» PROBLEM
Collect every line that includes the string "MATAMOROS".

________________

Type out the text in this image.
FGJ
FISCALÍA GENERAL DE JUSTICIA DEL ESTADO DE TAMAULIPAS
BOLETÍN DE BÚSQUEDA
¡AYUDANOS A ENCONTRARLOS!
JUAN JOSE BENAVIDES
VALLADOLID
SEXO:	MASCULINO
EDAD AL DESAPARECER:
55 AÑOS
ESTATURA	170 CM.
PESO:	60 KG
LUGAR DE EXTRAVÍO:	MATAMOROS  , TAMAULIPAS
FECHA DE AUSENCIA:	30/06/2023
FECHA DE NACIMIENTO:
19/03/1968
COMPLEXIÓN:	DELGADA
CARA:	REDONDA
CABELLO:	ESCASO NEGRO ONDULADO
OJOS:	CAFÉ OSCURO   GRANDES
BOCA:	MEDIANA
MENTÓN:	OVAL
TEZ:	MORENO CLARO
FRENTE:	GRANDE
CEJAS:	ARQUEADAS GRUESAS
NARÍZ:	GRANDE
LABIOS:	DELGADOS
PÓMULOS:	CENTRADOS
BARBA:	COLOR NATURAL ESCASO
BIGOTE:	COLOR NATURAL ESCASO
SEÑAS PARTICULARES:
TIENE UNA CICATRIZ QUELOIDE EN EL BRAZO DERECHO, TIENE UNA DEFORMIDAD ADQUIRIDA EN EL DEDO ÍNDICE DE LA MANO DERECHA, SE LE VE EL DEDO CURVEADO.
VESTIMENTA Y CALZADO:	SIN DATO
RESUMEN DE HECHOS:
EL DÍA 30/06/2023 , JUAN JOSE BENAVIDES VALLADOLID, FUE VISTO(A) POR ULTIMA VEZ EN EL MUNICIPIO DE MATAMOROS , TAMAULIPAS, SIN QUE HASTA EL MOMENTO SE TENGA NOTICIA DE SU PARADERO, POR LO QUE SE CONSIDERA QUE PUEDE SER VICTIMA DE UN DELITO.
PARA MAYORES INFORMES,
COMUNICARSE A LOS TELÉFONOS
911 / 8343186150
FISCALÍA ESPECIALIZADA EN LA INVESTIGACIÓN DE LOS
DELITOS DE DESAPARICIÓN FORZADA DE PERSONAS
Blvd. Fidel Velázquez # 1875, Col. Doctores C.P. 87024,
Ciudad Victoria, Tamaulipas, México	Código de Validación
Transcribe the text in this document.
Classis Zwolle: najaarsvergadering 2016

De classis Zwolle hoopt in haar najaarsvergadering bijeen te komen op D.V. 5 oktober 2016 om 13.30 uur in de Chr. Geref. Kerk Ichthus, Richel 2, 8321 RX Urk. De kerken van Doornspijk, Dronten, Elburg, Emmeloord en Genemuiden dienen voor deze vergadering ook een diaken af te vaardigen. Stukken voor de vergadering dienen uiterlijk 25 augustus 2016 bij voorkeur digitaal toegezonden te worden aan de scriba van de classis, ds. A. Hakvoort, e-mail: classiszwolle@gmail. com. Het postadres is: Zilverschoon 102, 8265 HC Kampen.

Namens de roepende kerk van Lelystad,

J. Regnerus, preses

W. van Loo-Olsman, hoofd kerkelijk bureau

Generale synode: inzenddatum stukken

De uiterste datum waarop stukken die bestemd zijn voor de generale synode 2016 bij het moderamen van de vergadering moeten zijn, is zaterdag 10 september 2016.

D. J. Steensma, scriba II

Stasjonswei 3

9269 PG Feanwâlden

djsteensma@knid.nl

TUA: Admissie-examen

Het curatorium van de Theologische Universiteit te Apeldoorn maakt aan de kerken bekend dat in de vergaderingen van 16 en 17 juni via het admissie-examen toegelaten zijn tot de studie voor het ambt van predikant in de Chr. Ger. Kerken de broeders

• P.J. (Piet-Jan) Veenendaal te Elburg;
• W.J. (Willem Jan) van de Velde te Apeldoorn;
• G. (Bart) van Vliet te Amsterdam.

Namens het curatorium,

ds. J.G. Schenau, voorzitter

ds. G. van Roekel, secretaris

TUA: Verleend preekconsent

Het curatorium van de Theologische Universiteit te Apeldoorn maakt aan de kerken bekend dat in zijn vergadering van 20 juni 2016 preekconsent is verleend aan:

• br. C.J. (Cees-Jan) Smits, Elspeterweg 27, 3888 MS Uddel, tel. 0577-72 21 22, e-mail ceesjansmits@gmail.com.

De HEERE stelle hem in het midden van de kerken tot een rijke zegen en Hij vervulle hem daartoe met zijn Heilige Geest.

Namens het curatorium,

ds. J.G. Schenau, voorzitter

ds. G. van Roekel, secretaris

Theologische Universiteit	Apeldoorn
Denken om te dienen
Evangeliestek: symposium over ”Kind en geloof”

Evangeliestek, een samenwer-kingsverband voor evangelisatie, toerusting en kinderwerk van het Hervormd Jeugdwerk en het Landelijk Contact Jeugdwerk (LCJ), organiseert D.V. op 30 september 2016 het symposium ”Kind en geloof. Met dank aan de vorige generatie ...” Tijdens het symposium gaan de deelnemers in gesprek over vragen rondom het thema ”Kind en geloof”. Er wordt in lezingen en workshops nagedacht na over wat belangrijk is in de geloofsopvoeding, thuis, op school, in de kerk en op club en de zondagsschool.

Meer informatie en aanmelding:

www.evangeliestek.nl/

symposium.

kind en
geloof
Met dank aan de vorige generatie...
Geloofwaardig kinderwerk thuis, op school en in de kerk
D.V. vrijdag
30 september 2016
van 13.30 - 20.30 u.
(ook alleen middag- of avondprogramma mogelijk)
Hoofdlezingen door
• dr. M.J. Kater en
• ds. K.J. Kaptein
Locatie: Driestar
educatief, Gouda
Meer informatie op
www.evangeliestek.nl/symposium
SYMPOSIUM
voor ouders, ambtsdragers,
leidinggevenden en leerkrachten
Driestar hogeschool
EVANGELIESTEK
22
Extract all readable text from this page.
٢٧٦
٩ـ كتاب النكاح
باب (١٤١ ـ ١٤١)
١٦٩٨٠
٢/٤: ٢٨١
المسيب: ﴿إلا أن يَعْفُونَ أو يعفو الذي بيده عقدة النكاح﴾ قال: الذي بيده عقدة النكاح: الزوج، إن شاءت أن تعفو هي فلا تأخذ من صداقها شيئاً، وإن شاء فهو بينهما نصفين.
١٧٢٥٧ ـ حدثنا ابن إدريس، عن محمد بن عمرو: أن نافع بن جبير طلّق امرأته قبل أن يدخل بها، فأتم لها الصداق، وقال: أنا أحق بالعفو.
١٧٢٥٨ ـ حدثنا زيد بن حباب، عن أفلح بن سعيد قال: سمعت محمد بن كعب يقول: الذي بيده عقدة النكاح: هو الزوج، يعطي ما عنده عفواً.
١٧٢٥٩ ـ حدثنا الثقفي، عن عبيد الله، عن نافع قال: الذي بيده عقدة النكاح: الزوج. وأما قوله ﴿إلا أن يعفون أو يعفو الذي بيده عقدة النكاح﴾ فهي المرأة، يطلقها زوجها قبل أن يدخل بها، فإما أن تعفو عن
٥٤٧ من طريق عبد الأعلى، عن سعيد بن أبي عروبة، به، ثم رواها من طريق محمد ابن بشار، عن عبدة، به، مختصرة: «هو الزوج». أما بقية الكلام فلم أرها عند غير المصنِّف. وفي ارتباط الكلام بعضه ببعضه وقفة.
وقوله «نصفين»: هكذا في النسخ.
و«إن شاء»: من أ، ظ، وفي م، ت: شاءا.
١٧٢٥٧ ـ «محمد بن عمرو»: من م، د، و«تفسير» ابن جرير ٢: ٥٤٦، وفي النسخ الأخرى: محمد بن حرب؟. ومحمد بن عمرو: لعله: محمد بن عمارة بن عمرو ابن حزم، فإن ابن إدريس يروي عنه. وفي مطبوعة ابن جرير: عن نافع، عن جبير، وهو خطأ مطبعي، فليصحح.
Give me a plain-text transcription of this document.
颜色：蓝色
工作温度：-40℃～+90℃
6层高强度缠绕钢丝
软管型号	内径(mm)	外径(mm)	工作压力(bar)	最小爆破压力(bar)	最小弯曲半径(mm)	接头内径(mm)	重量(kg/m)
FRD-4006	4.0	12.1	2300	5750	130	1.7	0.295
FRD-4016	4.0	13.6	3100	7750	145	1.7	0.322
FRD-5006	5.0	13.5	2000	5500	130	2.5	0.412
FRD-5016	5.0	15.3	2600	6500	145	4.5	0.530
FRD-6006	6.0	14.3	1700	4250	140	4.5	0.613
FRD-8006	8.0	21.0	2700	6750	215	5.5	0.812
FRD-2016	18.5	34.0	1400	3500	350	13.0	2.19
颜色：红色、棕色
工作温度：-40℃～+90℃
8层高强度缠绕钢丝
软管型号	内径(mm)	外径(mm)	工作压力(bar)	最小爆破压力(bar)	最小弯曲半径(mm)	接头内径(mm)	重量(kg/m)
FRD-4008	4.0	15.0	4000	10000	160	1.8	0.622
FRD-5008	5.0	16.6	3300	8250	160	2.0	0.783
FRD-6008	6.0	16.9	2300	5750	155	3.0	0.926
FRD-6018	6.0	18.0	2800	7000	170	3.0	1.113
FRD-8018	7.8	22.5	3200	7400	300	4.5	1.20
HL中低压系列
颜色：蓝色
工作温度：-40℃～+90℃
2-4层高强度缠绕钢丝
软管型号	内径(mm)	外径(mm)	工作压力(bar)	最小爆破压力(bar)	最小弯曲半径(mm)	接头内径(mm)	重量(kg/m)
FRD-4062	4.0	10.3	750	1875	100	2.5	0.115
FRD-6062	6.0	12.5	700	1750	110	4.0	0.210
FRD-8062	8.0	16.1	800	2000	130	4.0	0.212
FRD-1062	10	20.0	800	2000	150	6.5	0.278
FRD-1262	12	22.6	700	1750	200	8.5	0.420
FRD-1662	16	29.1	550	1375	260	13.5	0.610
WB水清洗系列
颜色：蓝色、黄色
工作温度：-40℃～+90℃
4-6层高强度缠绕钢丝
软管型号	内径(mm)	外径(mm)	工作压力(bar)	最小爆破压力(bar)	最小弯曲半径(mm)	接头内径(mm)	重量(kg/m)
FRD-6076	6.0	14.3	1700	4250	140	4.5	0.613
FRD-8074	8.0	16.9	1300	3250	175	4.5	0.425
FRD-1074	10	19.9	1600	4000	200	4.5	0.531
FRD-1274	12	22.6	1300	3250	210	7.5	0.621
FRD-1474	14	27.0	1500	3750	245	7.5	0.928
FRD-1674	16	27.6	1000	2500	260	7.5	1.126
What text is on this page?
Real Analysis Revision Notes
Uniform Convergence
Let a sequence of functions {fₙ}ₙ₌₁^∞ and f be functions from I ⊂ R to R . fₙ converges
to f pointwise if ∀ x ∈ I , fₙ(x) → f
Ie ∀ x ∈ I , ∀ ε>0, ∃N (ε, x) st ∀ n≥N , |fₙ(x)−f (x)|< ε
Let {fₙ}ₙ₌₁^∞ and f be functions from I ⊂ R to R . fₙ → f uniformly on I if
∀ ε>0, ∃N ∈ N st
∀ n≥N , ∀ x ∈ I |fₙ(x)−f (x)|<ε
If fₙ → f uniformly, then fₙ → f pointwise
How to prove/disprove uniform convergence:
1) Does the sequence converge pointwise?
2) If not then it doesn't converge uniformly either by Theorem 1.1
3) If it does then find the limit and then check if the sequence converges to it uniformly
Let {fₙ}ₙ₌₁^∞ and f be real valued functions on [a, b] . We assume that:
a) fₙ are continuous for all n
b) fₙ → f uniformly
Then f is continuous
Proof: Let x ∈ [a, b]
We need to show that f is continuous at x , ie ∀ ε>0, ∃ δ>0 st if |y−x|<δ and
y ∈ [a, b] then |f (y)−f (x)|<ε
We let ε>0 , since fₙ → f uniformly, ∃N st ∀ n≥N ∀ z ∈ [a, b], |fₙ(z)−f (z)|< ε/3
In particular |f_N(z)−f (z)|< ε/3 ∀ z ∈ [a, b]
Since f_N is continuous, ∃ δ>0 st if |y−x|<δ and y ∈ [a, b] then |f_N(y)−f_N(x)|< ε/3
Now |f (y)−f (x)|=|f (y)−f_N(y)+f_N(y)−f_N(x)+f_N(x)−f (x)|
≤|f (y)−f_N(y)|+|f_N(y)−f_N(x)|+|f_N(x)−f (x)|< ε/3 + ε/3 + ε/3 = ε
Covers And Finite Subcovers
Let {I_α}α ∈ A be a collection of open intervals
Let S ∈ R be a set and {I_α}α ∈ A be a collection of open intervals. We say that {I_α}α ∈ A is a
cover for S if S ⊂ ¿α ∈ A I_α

________________

» EXERCISE RESPONSE
LUGAR DE EXTRAVÍO:	MATAMOROS  , TAMAULIPAS
EL DÍA 30/06/2023 , JUAN JOSE BENAVIDES VALLADOLID, FUE VISTO(A) POR ULTIMA VEZ EN EL MUNICIPIO DE MATAMOROS , TAMAULIPAS, SIN QUE HASTA EL MOMENTO SE TENGA NOTICIA DE SU PARADERO, POR LO QUE SE CONSIDERA QUE PUEDE SER VICTIMA DE UN DELITO.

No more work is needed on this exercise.